Data for this exercise ▸
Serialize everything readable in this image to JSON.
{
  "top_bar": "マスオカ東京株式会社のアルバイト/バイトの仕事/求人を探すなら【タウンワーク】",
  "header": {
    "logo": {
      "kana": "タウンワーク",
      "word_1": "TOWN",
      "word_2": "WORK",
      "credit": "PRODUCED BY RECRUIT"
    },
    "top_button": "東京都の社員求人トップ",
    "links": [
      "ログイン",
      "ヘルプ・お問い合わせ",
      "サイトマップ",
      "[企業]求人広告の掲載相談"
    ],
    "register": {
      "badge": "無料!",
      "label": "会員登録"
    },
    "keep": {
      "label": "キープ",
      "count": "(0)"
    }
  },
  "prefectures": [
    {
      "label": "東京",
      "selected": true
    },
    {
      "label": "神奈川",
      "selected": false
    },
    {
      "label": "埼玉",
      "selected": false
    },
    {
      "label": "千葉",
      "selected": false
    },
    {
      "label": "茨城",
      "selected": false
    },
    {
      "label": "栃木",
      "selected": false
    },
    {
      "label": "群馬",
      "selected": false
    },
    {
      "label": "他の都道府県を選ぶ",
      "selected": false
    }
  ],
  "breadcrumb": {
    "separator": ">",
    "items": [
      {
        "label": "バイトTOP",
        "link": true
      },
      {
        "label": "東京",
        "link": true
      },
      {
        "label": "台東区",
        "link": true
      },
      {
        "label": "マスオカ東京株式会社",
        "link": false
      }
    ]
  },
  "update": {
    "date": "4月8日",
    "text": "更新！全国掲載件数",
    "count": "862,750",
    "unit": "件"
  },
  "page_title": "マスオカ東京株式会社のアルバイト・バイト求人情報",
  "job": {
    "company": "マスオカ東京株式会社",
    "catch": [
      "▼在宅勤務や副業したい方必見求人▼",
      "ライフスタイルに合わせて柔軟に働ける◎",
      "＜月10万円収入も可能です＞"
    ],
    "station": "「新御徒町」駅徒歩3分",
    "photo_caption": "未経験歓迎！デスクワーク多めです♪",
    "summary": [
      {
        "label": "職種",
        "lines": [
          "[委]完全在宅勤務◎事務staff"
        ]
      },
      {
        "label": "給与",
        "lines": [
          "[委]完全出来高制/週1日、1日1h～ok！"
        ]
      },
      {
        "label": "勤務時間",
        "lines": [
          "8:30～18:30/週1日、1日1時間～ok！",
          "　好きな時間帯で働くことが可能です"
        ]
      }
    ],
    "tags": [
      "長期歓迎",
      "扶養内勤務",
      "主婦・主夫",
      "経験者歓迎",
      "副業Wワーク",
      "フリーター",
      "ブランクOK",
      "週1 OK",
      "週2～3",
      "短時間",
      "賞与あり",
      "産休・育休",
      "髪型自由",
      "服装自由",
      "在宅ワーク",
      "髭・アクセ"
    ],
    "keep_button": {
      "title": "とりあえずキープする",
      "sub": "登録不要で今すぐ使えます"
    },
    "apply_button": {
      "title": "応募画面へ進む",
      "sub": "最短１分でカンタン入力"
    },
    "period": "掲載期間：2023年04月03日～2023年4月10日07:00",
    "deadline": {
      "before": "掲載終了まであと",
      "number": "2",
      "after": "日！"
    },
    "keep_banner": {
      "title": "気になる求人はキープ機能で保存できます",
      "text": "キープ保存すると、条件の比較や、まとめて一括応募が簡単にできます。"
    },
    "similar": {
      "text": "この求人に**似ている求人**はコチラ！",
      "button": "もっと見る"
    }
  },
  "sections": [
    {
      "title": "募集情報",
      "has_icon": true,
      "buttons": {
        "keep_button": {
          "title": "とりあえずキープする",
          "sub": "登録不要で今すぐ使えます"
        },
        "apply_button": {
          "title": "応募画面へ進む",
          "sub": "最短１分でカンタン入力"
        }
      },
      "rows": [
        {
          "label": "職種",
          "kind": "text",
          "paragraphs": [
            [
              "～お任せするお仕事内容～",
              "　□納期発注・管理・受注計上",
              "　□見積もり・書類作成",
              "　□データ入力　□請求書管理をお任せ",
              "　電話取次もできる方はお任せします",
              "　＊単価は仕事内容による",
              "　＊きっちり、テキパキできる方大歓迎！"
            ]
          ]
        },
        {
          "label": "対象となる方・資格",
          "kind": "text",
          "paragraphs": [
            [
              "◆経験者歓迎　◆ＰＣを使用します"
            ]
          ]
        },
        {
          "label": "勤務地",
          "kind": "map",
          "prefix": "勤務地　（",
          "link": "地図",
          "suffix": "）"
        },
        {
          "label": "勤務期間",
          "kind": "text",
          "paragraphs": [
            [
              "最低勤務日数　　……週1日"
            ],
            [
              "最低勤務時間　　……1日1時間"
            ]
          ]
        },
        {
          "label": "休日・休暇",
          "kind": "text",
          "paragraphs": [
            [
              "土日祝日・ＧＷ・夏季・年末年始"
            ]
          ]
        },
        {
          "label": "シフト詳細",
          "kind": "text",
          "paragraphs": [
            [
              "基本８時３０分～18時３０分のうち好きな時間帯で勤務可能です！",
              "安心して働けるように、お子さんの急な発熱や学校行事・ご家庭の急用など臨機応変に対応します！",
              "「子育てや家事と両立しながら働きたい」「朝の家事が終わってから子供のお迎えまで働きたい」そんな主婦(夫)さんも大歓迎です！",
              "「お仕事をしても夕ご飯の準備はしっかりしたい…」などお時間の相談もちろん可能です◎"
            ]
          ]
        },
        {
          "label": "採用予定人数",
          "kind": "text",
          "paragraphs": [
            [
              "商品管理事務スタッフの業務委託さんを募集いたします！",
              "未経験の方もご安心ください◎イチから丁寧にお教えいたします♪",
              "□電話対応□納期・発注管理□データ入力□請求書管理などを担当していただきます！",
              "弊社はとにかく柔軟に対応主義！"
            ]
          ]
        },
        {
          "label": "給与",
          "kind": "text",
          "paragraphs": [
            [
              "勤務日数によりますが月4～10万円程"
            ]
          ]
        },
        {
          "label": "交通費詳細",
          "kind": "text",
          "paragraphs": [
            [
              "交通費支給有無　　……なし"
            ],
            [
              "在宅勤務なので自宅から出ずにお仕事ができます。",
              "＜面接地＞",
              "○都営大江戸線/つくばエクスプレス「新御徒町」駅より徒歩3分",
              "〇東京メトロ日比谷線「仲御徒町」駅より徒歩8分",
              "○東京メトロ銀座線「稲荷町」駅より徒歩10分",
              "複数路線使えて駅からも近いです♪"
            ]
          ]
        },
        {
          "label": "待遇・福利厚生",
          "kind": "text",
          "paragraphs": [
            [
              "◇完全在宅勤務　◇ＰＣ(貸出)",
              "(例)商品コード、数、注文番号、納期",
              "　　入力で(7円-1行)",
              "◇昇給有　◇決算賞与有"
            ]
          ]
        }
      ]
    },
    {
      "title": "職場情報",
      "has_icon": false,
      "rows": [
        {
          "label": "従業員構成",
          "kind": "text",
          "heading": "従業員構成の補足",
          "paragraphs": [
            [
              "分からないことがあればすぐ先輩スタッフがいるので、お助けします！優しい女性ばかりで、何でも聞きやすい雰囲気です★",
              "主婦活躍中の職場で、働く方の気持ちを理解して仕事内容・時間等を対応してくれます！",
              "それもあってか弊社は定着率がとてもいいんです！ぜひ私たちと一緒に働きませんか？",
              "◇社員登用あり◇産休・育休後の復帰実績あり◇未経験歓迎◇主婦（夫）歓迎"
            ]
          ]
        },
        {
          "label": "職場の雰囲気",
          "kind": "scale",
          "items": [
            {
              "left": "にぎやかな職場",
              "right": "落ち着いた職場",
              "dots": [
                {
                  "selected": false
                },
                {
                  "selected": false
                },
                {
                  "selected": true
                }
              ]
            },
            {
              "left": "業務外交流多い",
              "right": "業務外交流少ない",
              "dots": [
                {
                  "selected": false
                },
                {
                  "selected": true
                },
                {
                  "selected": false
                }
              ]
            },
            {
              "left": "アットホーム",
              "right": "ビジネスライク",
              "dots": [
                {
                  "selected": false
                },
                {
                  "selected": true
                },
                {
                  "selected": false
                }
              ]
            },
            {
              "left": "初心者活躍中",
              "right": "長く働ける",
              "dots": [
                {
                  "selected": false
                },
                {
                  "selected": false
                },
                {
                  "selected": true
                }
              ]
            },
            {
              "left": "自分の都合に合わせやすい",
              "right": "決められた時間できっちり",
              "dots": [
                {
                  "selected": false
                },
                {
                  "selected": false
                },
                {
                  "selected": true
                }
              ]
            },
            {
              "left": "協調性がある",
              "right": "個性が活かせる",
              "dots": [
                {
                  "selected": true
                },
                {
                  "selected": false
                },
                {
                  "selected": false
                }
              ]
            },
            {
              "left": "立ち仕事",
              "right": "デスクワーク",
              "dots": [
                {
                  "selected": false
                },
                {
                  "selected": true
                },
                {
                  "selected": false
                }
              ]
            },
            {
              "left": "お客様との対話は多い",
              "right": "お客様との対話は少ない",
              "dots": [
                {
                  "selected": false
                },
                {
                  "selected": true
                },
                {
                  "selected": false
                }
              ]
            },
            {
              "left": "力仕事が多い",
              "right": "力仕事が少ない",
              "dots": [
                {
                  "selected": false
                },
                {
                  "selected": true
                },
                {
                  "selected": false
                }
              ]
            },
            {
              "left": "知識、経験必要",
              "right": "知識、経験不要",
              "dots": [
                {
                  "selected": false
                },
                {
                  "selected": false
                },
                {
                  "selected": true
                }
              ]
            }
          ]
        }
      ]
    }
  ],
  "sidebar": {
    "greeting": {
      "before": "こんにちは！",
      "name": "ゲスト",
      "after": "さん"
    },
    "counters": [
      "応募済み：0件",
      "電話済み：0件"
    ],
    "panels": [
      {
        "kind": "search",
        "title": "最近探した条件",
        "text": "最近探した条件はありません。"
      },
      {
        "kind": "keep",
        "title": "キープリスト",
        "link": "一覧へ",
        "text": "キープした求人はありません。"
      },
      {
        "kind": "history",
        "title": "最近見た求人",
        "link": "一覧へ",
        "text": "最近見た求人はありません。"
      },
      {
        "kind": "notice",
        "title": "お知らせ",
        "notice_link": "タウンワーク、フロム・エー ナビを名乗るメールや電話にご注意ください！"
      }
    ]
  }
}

What needs to be done ▸ Copy each line from the data above that includes "新御徒町".

The response ▸
    "station": "「新御徒町」駅徒歩3分",
              "○都営大江戸線/つくばエクスプレス「新御徒町」駅より徒歩3分",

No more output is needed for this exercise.